§ Exercise instructions: You are to retype all of the data exactly as it appears.

§ Records for the task:
______________________________
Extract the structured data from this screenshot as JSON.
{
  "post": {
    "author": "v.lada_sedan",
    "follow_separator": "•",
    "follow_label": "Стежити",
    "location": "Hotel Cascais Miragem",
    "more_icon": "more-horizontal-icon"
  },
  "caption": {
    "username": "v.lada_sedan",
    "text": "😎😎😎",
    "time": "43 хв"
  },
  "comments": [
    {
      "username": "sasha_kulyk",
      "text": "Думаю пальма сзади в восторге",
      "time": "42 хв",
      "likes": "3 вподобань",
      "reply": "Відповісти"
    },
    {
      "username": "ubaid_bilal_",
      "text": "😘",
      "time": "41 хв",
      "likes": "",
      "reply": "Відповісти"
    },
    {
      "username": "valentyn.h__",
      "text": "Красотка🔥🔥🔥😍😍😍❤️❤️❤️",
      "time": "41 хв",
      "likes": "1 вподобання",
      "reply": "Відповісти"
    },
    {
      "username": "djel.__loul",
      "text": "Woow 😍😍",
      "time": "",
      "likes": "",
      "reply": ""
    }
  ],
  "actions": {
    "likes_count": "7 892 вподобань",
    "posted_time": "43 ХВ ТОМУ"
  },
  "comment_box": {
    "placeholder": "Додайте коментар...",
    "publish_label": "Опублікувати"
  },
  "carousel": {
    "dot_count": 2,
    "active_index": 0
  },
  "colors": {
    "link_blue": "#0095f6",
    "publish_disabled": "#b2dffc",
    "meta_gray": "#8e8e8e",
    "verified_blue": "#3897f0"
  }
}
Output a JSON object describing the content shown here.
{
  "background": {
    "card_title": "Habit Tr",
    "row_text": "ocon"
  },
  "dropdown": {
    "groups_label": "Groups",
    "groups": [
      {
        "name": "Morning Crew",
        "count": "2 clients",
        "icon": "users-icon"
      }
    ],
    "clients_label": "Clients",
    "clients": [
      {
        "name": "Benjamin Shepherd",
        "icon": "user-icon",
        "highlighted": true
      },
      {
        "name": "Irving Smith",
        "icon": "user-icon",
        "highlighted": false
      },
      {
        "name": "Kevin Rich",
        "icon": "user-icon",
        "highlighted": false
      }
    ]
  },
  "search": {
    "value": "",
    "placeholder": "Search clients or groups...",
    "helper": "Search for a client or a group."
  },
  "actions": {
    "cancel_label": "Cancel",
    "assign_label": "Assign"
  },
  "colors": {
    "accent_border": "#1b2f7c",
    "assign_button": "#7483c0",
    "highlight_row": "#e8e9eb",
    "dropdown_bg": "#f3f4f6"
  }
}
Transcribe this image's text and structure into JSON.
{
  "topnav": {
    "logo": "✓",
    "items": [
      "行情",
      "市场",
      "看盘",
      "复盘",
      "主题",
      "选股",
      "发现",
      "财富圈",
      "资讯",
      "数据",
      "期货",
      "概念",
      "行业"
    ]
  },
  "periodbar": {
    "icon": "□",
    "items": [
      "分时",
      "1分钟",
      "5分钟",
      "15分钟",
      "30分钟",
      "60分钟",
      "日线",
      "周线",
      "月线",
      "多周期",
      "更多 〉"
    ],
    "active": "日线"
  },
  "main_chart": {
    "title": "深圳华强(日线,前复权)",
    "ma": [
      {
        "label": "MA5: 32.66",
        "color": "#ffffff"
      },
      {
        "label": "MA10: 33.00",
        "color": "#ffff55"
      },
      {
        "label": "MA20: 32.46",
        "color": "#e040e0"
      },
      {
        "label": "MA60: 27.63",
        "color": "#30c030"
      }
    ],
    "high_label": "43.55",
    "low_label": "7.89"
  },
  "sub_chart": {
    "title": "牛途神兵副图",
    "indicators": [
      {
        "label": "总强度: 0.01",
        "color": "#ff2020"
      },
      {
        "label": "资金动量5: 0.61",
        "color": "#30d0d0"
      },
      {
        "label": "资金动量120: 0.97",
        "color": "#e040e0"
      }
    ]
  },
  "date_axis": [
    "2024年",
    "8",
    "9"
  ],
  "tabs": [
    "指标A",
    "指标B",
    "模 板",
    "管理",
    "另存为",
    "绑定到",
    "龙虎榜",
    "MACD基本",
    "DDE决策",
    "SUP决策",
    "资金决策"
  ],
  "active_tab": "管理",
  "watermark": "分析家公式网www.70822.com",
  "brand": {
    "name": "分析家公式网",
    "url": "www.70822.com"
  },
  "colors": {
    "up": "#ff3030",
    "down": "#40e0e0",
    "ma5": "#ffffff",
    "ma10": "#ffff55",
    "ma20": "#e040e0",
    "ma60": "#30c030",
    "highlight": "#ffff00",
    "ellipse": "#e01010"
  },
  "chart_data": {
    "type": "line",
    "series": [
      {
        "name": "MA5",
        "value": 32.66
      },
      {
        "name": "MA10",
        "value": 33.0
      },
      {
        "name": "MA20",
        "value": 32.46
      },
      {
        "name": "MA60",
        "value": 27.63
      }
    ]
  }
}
______________________________
§ Result for this task:
Extract the structured data from this screenshot as JSON.
{
  "post": {
    "author": "v.lada_sedan",
    "follow_separator": "•",
    "follow_label": "Стежити",
    "location": "Hotel Cascais Miragem",
    "more_icon": "more-horizontal-icon"
  },
  "caption": {
    "username": "v.lada_sedan",
    "text": "😎😎😎",
    "time": "43 хв"
  },
  "comments": [
    {
      "username": "sasha_kulyk",
      "text": "Думаю пальма сзади в восторге",
      "time": "42 хв",
      "likes": "3 вподобань",
      "reply": "Відповісти"
    },
    {
      "username": "ubaid_bilal_",
      "text": "😘",
      "time": "41 хв",
      "likes": "",
      "reply": "Відповісти"
    },
    {
      "username": "valentyn.h__",
      "text": "Красотка🔥🔥🔥😍😍😍❤️❤️❤️",
      "time": "41 хв",
      "likes": "1 вподобання",
      "reply": "Відповісти"
    },
    {
      "username": "djel.__loul",
      "text": "Woow 😍😍",
      "time": "",
      "likes": "",
      "reply": ""
    }
  ],
  "actions": {
    "likes_count": "7 892 вподобань",
    "posted_time": "43 ХВ ТОМУ"
  },
  "comment_box": {
    "placeholder": "Додайте коментар...",
    "publish_label": "Опублікувати"
  },
  "carousel": {
    "dot_count": 2,
    "active_index": 0
  },
  "colors": {
    "link_blue": "#0095f6",
    "publish_disabled": "#b2dffc",
    "meta_gray": "#8e8e8e",
    "verified_blue": "#3897f0"
  }
}
Output a JSON object describing the content shown here.
{
  "background": {
    "card_title": "Habit Tr",
    "row_text": "ocon"
  },
  "dropdown": {
    "groups_label": "Groups",
    "groups": [
      {
        "name": "Morning Crew",
        "count": "2 clients",
        "icon": "users-icon"
      }
    ],
    "clients_label": "Clients",
    "clients": [
      {
        "name": "Benjamin Shepherd",
        "icon": "user-icon",
        "highlighted": true
      },
      {
        "name": "Irving Smith",
        "icon": "user-icon",
        "highlighted": false
      },
      {
        "name": "Kevin Rich",
        "icon": "user-icon",
        "highlighted": false
      }
    ]
  },
  "search": {
    "value": "",
    "placeholder": "Search clients or groups...",
    "helper": "Search for a client or a group."
  },
  "actions": {
    "cancel_label": "Cancel",
    "assign_label": "Assign"
  },
  "colors": {
    "accent_border": "#1b2f7c",
    "assign_button": "#7483c0",
    "highlight_row": "#e8e9eb",
    "dropdown_bg": "#f3f4f6"
  }
}
Transcribe this image's text and structure into JSON.
{
  "topnav": {
    "logo": "✓",
    "items": [
      "行情",
      "市场",
      "看盘",
      "复盘",
      "主题",
      "选股",
      "发现",
      "财富圈",
      "资讯",
      "数据",
      "期货",
      "概念",
      "行业"
    ]
  },
  "periodbar": {
    "icon": "□",
    "items": [
      "分时",
      "1分钟",
      "5分钟",
      "15分钟",
      "30分钟",
      "60分钟",
      "日线",
      "周线",
      "月线",
      "多周期",
      "更多 〉"
    ],
    "active": "日线"
  },
  "main_chart": {
    "title": "深圳华强(日线,前复权)",
    "ma": [
      {
        "label": "MA5: 32.66",
        "color": "#ffffff"
      },
      {
        "label": "MA10: 33.00",
        "color": "#ffff55"
      },
      {
        "label": "MA20: 32.46",
        "color": "#e040e0"
      },
      {
        "label": "MA60: 27.63",
        "color": "#30c030"
      }
    ],
    "high_label": "43.55",
    "low_label": "7.89"
  },
  "sub_chart": {
    "title": "牛途神兵副图",
    "indicators": [
      {
        "label": "总强度: 0.01",
        "color": "#ff2020"
      },
      {
        "label": "资金动量5: 0.61",
        "color": "#30d0d0"
      },
      {
        "label": "资金动量120: 0.97",
        "color": "#e040e0"
      }
    ]
  },
  "date_axis": [
    "2024年",
    "8",
    "9"
  ],
  "tabs": [
    "指标A",
    "指标B",
    "模 板",
    "管理",
    "另存为",
    "绑定到",
    "龙虎榜",
    "MACD基本",
    "DDE决策",
    "SUP决策",
    "资金决策"
  ],
  "active_tab": "管理",
  "watermark": "分析家公式网www.70822.com",
  "brand": {
    "name": "分析家公式网",
    "url": "www.70822.com"
  },
  "colors": {
    "up": "#ff3030",
    "down": "#40e0e0",
    "ma5": "#ffffff",
    "ma10": "#ffff55",
    "ma20": "#e040e0",
    "ma60": "#30c030",
    "highlight": "#ffff00",
    "ellipse": "#e01010"
  },
  "chart_data": {
    "type": "line",
    "series": [
      {
        "name": "MA5",
        "value": 32.66
      },
      {
        "name": "MA10",
        "value": 33.0
      },
      {
        "name": "MA20",
        "value": 32.46
      },
      {
        "name": "MA60",
        "value": 27.63
      }
    ]
  }
}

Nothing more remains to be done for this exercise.